## START TEXT PROVIDED

Even here, however, one can trace the modern aesthetic aversion to fat. Chaucer undoubtedly took sly pleasure in stressing his difference from the current conception of the poet, which was typified so well by the handsome young squire, who
Coude songes make, and wel endyte.
[Footnote: Prologue.]
Such, at least, is the interpretation of Percy Mackaye, who in his play, The Canterbury Pilgrims, derives the heartiest enjoyment from Chaucer's woe lest his avoirdupois may affect Madame Eglantine unfavorably. The modern English poet who is oppressed by too, too solid flesh is inclined to follow Chaucer's precedent and take it philosophically. James Thomson allowed the stanza about himself, interpolated by his friends into the Castle of Indolence, to remain, though it begins with the line,
A bard here dwelt, more fat than bard beseems.
And in these days, the sentimental reader is shocked by Joyce Kilmer's callous assertion, "I am fat and gross…. In my youth I was slightly decorative. But now I drink beer instead of writing about absinthe." [Footnote: Letter to Father Daly, November, 1914.]
Possibly it would not be unreasonable to take difference in weight as another distinction between idealistic and sensuous poets. Of one recent realistic poet it is recorded, "How a poet could not be a glorious eater, he said he could not see, for the poet was happier than other men, by reason of his acuter senses." [Footnote: Richard Le Gallienne, Joyce Kilmer.] As a rule, however, decadent and spiritual poets alike shrink from the thought of grossness, in spite of the fact that Joyce Kilmer was able to win his wager, "I will write a poem about a delicatessen shop. It will be a high-brow poem. It will be liked." [Footnote: Robert Cortez Holliday, Memoir of Joyce Kilmer, p. 62.] Of course Keats accustomed the public to the idea that there are aesthetic distinctions in the sense of taste, but throughout the last century the idea of a poet enjoying solid food was an anomaly. Whitman's proclamation of himself, "Turbulent, fleshy, sensual, eating and drinking and breeding" [Footnote: Song of Myself.] automatically shut him off, in the minds of his contemporaries, from consideration as a poet.

## END TEXT PROVIDED
## START SUPPLIED ENTRIES

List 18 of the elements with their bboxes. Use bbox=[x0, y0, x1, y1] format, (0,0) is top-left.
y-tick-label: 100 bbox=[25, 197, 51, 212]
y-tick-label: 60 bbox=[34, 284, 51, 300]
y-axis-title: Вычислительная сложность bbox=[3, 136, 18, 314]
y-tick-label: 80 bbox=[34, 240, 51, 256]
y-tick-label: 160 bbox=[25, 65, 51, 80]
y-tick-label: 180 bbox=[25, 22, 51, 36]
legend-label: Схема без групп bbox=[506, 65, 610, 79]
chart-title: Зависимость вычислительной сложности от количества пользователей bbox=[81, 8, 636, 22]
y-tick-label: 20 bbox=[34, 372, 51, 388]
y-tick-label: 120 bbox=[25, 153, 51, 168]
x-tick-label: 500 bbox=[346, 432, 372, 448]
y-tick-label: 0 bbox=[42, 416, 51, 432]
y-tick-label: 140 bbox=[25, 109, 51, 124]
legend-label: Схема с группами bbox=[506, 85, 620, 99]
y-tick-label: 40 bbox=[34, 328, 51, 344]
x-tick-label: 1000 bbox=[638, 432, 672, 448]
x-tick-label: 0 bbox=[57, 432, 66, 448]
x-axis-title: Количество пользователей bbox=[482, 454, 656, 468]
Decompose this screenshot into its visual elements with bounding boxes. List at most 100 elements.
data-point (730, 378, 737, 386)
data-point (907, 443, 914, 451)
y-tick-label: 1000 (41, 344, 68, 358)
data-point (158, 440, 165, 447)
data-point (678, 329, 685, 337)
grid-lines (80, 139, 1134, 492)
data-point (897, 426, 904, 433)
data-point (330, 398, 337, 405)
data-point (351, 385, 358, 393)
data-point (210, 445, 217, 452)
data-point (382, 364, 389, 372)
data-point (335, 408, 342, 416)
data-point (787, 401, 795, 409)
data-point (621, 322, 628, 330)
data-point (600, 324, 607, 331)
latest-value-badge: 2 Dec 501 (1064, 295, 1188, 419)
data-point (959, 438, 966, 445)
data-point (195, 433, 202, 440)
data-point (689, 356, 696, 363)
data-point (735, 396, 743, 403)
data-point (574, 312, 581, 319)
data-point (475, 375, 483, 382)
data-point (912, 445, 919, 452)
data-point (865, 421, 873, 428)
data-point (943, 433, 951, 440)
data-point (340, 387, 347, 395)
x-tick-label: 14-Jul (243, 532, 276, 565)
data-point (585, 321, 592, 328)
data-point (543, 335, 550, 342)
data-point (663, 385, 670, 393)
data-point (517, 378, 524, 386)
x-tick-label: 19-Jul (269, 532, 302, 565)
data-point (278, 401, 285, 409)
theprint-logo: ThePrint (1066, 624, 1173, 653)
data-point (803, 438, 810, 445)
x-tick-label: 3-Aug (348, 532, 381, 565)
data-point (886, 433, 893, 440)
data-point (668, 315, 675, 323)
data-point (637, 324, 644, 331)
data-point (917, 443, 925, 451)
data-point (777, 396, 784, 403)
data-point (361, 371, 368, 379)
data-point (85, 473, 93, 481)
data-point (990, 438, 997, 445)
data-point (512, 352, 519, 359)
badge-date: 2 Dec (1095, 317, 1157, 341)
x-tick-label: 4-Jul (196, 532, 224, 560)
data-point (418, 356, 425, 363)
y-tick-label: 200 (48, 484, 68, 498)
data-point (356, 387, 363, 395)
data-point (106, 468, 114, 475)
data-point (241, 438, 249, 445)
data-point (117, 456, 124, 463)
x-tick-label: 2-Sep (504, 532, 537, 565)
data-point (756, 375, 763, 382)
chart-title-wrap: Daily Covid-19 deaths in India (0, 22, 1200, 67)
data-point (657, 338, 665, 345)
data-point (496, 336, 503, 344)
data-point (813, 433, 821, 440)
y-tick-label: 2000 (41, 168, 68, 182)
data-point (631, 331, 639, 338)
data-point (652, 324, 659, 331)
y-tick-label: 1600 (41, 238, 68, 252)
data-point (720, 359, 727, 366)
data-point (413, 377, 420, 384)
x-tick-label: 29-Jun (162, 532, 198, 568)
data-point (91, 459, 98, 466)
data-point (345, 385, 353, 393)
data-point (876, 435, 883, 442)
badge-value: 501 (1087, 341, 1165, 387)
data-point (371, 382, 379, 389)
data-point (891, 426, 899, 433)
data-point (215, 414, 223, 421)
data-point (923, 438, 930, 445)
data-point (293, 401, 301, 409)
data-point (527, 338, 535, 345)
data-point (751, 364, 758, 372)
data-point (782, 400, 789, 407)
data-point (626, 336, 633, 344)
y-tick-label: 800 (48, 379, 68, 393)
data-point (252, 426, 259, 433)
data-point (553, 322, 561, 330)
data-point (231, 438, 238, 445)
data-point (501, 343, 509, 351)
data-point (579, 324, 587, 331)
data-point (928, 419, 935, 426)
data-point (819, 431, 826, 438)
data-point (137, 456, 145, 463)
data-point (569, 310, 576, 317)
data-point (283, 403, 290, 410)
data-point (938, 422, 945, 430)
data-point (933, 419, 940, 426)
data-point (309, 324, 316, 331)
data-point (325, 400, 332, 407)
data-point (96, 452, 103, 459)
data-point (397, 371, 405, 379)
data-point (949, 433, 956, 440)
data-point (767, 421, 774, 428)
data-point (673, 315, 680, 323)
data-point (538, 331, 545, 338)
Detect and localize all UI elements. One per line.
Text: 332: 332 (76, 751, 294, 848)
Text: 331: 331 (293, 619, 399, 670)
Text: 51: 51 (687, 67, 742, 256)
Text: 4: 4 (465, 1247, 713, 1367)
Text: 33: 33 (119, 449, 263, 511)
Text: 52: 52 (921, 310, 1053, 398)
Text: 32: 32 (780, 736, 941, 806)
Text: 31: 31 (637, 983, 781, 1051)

## END SUPPLIED ENTRIES

TO BE DONE:
(A) According to the passage on poets and weight, which play did Percy Mackaye write?
(B) Output the rows as a numbered list, without blank lines, from the first row through the row that contains "data-point (158, 440, 165, 447)", inclusive.

OUTPUTS:
(A) The Canterbury Pilgrims.

(B)
1. List 18 of the elements with their bboxes. Use bbox=[x0, y0, x1, y1] format, (0,0) is top-left.
2. y-tick-label: 100 bbox=[25, 197, 51, 212]
3. y-tick-label: 60 bbox=[34, 284, 51, 300]
4. y-axis-title: Вычислительная сложность bbox=[3, 136, 18, 314]
5. y-tick-label: 80 bbox=[34, 240, 51, 256]
6. y-tick-label: 160 bbox=[25, 65, 51, 80]
7. y-tick-label: 180 bbox=[25, 22, 51, 36]
8. legend-label: Схема без групп bbox=[506, 65, 610, 79]
9. chart-title: Зависимость вычислительной сложности от количества пользователей bbox=[81, 8, 636, 22]
10. y-tick-label: 20 bbox=[34, 372, 51, 388]
11. y-tick-label: 120 bbox=[25, 153, 51, 168]
12. x-tick-label: 500 bbox=[346, 432, 372, 448]
13. y-tick-label: 0 bbox=[42, 416, 51, 432]
14. y-tick-label: 140 bbox=[25, 109, 51, 124]
15. legend-label: Схема с группами bbox=[506, 85, 620, 99]
16. y-tick-label: 40 bbox=[34, 328, 51, 344]
17. x-tick-label: 1000 bbox=[638, 432, 672, 448]
18. x-tick-label: 0 bbox=[57, 432, 66, 448]
19. x-axis-title: Количество пользователей bbox=[482, 454, 656, 468]
20. Decompose this screenshot into its visual elements with bounding boxes. List at most 100 elements.
21. data-point (730, 378, 737, 386)
22. data-point (907, 443, 914, 451)
23. y-tick-label: 1000 (41, 344, 68, 358)
24. data-point (158, 440, 165, 447)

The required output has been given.